Start

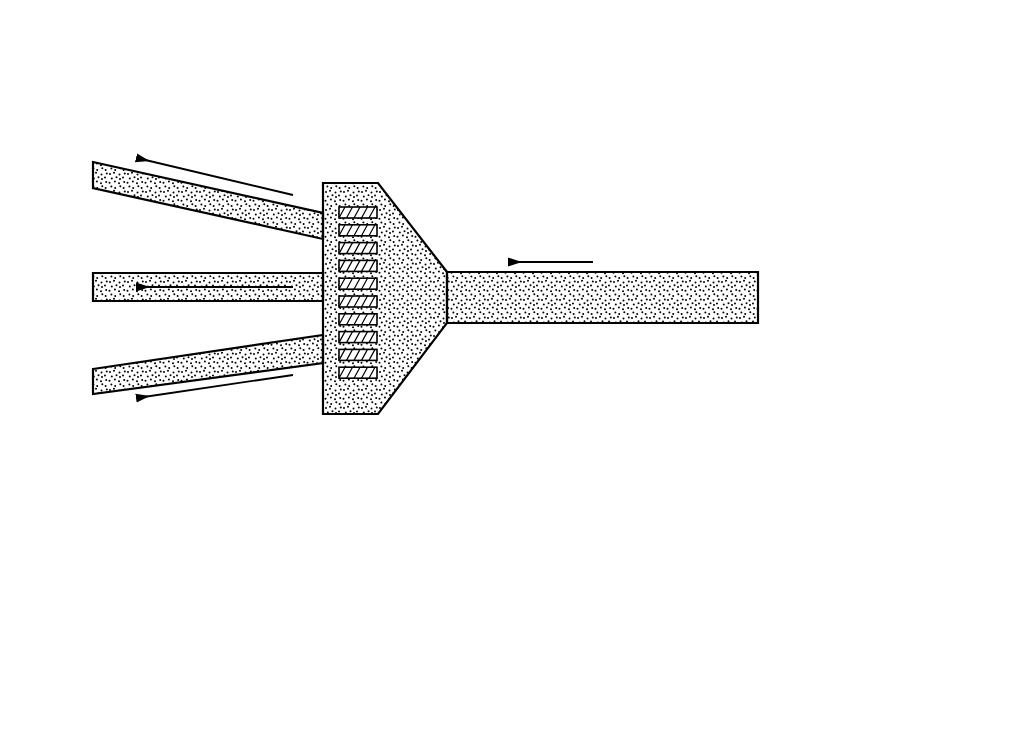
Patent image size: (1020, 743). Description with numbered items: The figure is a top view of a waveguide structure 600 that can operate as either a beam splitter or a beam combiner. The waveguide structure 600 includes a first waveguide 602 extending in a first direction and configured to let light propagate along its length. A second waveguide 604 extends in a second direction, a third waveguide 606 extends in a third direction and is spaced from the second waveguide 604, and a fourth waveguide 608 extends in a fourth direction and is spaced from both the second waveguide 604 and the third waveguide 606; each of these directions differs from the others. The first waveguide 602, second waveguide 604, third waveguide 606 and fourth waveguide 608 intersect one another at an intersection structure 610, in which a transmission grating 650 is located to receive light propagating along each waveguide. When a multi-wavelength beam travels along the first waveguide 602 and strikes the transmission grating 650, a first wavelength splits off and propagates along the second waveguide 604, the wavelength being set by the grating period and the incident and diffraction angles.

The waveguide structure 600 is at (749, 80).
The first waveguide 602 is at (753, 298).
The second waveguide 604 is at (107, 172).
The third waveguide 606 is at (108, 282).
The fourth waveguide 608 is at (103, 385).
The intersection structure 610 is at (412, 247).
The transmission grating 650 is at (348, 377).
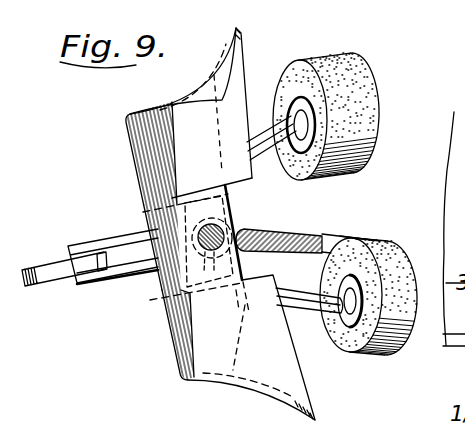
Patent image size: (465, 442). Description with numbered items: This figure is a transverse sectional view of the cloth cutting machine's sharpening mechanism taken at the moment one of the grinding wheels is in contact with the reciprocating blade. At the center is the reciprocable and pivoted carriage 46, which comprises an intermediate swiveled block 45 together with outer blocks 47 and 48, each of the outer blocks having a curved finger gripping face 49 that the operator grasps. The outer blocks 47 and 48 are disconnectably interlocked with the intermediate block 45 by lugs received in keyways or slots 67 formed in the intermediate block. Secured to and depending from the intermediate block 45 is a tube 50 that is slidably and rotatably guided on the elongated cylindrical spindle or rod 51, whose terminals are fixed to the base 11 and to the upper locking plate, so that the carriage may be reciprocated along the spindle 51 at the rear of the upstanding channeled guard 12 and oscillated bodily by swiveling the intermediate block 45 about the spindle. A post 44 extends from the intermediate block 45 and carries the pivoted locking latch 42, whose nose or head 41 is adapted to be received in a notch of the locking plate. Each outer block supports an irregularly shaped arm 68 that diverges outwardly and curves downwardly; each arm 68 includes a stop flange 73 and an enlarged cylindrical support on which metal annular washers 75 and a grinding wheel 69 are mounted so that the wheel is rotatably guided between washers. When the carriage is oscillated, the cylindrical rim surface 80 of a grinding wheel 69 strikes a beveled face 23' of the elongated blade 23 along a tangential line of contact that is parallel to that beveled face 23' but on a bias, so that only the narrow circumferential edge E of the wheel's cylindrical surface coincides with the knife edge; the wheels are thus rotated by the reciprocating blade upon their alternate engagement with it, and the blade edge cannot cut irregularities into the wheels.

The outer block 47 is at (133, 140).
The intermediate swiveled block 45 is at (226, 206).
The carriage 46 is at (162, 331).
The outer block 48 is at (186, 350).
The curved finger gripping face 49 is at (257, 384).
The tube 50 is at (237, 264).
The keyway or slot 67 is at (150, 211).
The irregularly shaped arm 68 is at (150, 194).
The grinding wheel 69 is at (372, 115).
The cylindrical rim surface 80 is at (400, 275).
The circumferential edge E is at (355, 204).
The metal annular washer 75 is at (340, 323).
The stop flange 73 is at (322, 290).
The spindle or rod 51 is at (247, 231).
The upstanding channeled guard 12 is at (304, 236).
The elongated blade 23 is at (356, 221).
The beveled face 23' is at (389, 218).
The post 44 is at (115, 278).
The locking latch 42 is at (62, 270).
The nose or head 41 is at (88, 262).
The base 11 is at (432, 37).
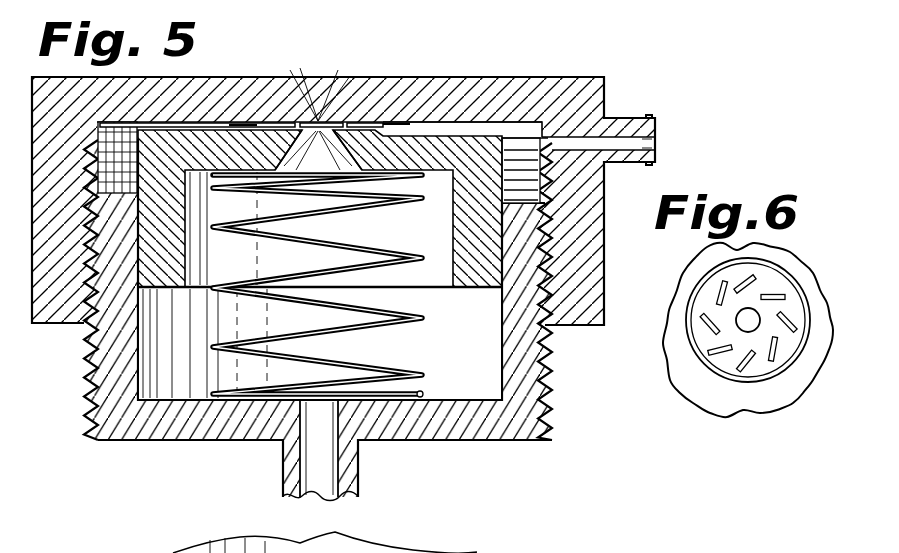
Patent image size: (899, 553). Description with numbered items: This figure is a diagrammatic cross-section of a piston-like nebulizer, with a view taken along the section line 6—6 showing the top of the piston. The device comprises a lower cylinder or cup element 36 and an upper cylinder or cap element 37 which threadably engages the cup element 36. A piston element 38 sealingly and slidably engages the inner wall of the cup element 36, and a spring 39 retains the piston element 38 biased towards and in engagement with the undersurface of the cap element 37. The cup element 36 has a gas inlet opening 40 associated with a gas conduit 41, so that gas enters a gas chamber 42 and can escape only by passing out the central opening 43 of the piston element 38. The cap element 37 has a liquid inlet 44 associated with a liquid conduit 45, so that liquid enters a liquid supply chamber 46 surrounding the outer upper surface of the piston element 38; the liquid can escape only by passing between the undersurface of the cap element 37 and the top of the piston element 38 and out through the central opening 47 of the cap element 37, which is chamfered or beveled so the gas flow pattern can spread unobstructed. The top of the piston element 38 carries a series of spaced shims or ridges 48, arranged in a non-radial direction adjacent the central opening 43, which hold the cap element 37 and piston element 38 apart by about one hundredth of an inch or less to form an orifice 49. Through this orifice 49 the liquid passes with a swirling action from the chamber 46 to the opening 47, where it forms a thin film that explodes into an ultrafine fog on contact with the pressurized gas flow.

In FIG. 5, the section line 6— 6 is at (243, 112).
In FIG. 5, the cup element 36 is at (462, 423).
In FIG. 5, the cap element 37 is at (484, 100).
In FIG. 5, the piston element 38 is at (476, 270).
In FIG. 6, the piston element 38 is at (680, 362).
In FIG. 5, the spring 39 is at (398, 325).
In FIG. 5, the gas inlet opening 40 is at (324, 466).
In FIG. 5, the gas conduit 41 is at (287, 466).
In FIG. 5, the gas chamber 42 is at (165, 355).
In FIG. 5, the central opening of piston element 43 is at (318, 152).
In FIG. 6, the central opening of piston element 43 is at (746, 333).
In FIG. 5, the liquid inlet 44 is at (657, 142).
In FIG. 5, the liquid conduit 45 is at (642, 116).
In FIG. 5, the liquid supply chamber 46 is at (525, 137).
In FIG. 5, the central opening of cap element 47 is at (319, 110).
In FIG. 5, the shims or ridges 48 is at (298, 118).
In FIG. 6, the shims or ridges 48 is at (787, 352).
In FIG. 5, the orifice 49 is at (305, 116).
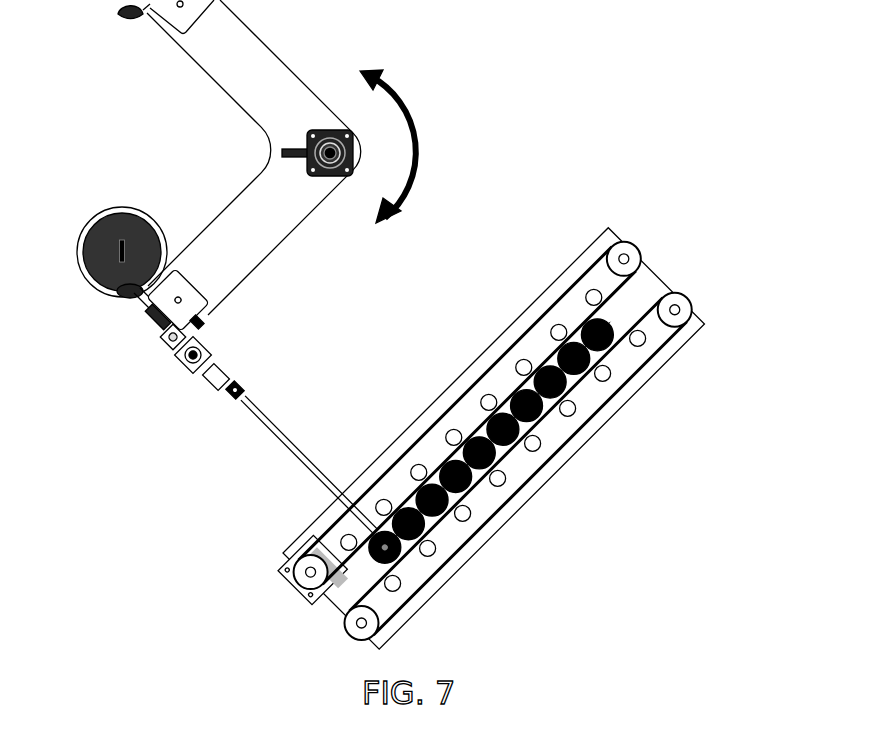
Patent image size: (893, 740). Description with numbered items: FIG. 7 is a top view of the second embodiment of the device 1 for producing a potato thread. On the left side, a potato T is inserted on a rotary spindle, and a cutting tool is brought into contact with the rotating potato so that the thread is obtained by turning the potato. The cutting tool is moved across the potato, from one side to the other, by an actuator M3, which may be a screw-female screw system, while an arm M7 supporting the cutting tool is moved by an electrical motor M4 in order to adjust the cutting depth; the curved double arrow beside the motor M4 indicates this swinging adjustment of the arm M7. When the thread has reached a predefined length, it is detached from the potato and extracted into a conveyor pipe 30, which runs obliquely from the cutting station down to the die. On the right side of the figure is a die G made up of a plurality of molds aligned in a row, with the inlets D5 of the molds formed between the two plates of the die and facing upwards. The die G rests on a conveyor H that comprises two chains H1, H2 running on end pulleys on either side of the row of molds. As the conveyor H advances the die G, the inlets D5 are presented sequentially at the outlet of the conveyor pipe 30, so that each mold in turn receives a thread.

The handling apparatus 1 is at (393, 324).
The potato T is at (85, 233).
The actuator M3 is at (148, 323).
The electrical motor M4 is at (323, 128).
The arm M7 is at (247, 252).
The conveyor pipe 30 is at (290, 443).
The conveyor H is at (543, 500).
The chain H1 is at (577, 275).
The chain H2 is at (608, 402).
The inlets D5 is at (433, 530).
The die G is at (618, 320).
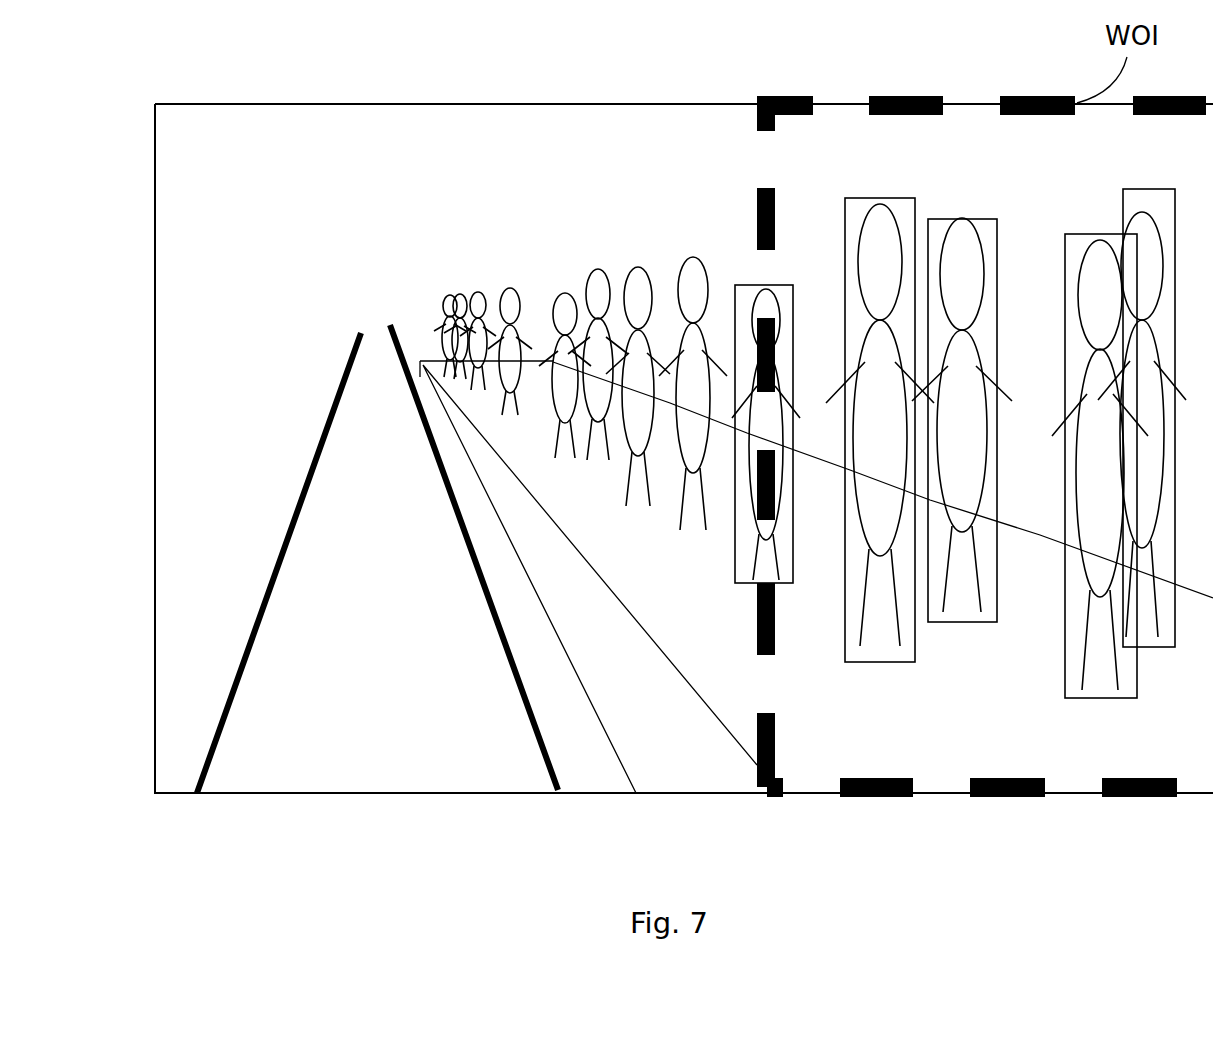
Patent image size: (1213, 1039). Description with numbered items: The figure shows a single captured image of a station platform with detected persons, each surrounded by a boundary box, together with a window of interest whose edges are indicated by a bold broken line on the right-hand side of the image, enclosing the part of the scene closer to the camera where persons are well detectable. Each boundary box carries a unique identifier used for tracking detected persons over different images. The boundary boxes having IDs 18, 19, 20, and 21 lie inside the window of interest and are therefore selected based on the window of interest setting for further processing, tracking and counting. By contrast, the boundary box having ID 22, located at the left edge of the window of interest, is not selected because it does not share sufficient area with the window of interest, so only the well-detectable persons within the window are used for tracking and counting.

End

Copy out the lines of the data above word for word, starting at the line containing "Patent image size: (893, 740)." and ending at the line containing "The arm M7 is at (247, 252).", both included.

Patent image size: (893, 740). Description with numbered items: FIG. 7 is a top view of the second embodiment of the device 1 for producing a potato thread. On the left side, a potato T is inserted on a rotary spindle, and a cutting tool is brought into contact with the rotating potato so that the thread is obtained by turning the potato. The cutting tool is moved across the potato, from one side to the other, by an actuator M3, which may be a screw-female screw system, while an arm M7 supporting the cutting tool is moved by an electrical motor M4 in order to adjust the cutting depth; the curved double arrow beside the motor M4 indicates this swinging adjustment of the arm M7. When the thread has reached a predefined length, it is detached from the potato and extracted into a conveyor pipe 30, which runs obliquely from the cutting station down to the die. On the right side of the figure is a die G made up of a plurality of molds aligned in a row, with the inlets D5 of the molds formed between the two plates of the die and facing upwards. The die G rests on a conveyor H that comprises two chains H1, H2 running on end pulleys on either side of the row of molds. As the conveyor H advances the die G, the inlets D5 are presented sequentially at the outlet of the conveyor pipe 30, so that each mold in turn receives a thread.

The handling apparatus 1 is at (393, 324).
The potato T is at (85, 233).
The actuator M3 is at (148, 323).
The electrical motor M4 is at (323, 128).
The arm M7 is at (247, 252).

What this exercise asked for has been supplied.